Request:
Identify the lines that include the word "菌落总数", then copy all of them.

──────── Record extracts

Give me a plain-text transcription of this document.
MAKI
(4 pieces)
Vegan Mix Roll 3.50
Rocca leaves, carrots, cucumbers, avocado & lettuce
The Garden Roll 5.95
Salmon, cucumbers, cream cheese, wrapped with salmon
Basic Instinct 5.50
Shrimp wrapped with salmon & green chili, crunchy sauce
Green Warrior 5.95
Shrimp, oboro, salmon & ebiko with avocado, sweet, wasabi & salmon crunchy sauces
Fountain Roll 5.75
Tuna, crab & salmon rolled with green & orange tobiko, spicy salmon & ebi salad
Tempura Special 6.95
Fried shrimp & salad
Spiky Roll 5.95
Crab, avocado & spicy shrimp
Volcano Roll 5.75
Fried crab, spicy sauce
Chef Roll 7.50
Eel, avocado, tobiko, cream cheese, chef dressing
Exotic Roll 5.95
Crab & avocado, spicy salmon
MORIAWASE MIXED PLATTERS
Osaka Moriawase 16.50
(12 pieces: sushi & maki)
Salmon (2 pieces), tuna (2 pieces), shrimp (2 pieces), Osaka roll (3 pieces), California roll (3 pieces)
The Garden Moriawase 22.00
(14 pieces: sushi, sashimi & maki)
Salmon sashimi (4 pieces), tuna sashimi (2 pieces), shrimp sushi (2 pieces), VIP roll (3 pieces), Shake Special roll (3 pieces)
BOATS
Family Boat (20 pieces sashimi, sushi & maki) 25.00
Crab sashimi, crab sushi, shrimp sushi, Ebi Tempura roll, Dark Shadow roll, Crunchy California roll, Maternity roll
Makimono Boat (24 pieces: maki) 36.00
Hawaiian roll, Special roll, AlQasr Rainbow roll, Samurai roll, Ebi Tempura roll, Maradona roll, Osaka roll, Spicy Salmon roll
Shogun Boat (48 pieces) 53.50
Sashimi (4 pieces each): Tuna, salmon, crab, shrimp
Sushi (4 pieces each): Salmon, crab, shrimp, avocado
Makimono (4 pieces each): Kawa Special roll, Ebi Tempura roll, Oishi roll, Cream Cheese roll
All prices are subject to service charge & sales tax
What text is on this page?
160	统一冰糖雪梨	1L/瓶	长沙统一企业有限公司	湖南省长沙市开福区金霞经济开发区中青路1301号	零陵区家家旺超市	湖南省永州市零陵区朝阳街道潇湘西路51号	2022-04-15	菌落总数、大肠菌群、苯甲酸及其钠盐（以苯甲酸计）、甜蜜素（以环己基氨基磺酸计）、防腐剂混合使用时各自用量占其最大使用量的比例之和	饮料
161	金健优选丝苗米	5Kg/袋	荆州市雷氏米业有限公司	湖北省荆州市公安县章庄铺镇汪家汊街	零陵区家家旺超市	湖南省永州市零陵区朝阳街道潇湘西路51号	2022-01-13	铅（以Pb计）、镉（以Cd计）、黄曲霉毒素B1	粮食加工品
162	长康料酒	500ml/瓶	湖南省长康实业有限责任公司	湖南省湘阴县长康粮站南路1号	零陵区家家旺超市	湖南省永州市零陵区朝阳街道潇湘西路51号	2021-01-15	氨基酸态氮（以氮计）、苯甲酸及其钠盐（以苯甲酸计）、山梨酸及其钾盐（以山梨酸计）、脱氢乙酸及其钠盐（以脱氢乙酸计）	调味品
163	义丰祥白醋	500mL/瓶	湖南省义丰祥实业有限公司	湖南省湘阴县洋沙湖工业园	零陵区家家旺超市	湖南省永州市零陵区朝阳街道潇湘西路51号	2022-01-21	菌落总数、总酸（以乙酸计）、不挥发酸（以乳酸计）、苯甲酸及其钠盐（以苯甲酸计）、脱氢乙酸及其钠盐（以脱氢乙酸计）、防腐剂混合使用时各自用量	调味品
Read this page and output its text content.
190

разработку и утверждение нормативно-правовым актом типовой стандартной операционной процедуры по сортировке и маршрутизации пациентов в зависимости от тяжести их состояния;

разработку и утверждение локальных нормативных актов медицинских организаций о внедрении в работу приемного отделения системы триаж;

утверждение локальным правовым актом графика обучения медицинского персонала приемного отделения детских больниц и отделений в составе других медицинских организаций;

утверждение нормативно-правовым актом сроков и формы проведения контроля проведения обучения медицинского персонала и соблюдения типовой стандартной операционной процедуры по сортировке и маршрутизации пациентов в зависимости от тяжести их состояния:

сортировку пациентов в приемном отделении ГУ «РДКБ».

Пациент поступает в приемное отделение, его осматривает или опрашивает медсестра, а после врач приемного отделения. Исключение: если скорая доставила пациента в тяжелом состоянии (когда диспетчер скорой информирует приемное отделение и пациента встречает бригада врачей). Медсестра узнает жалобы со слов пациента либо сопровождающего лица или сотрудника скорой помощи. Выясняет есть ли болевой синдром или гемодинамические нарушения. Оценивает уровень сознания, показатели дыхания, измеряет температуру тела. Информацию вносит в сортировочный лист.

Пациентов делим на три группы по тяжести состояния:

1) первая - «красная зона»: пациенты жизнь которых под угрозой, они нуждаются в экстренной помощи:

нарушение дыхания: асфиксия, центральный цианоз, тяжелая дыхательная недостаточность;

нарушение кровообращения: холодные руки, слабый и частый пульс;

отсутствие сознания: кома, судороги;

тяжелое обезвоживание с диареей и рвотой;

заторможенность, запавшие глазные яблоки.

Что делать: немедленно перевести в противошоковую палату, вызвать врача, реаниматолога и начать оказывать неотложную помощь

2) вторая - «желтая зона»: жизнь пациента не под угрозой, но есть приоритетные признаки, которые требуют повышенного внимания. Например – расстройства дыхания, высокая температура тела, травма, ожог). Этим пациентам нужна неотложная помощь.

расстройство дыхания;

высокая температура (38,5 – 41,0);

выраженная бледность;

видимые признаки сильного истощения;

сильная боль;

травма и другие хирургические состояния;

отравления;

────────────────

The result:
160	统一冰糖雪梨	1L/瓶	长沙统一企业有限公司	湖南省长沙市开福区金霞经济开发区中青路1301号	零陵区家家旺超市	湖南省永州市零陵区朝阳街道潇湘西路51号	2022-04-15	菌落总数、大肠菌群、苯甲酸及其钠盐（以苯甲酸计）、甜蜜素（以环己基氨基磺酸计）、防腐剂混合使用时各自用量占其最大使用量的比例之和	饮料
163	义丰祥白醋	500mL/瓶	湖南省义丰祥实业有限公司	湖南省湘阴县洋沙湖工业园	零陵区家家旺超市	湖南省永州市零陵区朝阳街道潇湘西路51号	2022-01-21	菌落总数、总酸（以乙酸计）、不挥发酸（以乳酸计）、苯甲酸及其钠盐（以苯甲酸计）、脱氢乙酸及其钠盐（以脱氢乙酸计）、防腐剂混合使用时各自用量	调味品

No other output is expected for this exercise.